*What this task involves*:
Would you copy out the whole listing exactly as given?

*Record extracts*:
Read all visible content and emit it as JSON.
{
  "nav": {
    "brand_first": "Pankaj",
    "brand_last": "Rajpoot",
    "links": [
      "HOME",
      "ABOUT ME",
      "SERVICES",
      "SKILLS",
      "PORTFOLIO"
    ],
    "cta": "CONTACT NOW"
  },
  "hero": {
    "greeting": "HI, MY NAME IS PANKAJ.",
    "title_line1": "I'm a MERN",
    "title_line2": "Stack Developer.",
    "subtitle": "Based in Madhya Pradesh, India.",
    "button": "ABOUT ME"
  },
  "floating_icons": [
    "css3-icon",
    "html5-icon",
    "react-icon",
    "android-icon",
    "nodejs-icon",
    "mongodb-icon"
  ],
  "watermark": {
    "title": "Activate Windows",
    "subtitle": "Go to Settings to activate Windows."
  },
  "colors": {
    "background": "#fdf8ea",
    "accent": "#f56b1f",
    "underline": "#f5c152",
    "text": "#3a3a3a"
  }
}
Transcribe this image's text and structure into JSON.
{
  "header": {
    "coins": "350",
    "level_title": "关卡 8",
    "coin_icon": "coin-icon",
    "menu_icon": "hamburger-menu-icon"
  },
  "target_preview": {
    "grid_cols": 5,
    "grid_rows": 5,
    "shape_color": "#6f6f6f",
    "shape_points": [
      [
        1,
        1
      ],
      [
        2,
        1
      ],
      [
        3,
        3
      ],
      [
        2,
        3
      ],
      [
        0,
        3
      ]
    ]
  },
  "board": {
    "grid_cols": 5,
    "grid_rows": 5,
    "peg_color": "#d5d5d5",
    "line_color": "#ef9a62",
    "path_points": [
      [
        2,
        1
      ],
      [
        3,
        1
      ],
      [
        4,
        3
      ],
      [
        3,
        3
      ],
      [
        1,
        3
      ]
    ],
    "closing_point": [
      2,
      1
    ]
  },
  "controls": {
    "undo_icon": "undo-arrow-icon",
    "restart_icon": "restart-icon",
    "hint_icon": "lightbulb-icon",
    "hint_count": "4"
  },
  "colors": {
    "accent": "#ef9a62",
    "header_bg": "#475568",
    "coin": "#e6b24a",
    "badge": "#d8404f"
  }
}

*Response for this exercise*:
Read all visible content and emit it as JSON.
{
  "nav": {
    "brand_first": "Pankaj",
    "brand_last": "Rajpoot",
    "links": [
      "HOME",
      "ABOUT ME",
      "SERVICES",
      "SKILLS",
      "PORTFOLIO"
    ],
    "cta": "CONTACT NOW"
  },
  "hero": {
    "greeting": "HI, MY NAME IS PANKAJ.",
    "title_line1": "I'm a MERN",
    "title_line2": "Stack Developer.",
    "subtitle": "Based in Madhya Pradesh, India.",
    "button": "ABOUT ME"
  },
  "floating_icons": [
    "css3-icon",
    "html5-icon",
    "react-icon",
    "android-icon",
    "nodejs-icon",
    "mongodb-icon"
  ],
  "watermark": {
    "title": "Activate Windows",
    "subtitle": "Go to Settings to activate Windows."
  },
  "colors": {
    "background": "#fdf8ea",
    "accent": "#f56b1f",
    "underline": "#f5c152",
    "text": "#3a3a3a"
  }
}
Transcribe this image's text and structure into JSON.
{
  "header": {
    "coins": "350",
    "level_title": "关卡 8",
    "coin_icon": "coin-icon",
    "menu_icon": "hamburger-menu-icon"
  },
  "target_preview": {
    "grid_cols": 5,
    "grid_rows": 5,
    "shape_color": "#6f6f6f",
    "shape_points": [
      [
        1,
        1
      ],
      [
        2,
        1
      ],
      [
        3,
        3
      ],
      [
        2,
        3
      ],
      [
        0,
        3
      ]
    ]
  },
  "board": {
    "grid_cols": 5,
    "grid_rows": 5,
    "peg_color": "#d5d5d5",
    "line_color": "#ef9a62",
    "path_points": [
      [
        2,
        1
      ],
      [
        3,
        1
      ],
      [
        4,
        3
      ],
      [
        3,
        3
      ],
      [
        1,
        3
      ]
    ],
    "closing_point": [
      2,
      1
    ]
  },
  "controls": {
    "undo_icon": "undo-arrow-icon",
    "restart_icon": "restart-icon",
    "hint_icon": "lightbulb-icon",
    "hint_count": "4"
  },
  "colors": {
    "accent": "#ef9a62",
    "header_bg": "#475568",
    "coin": "#e6b24a",
    "badge": "#d8404f"
  }
}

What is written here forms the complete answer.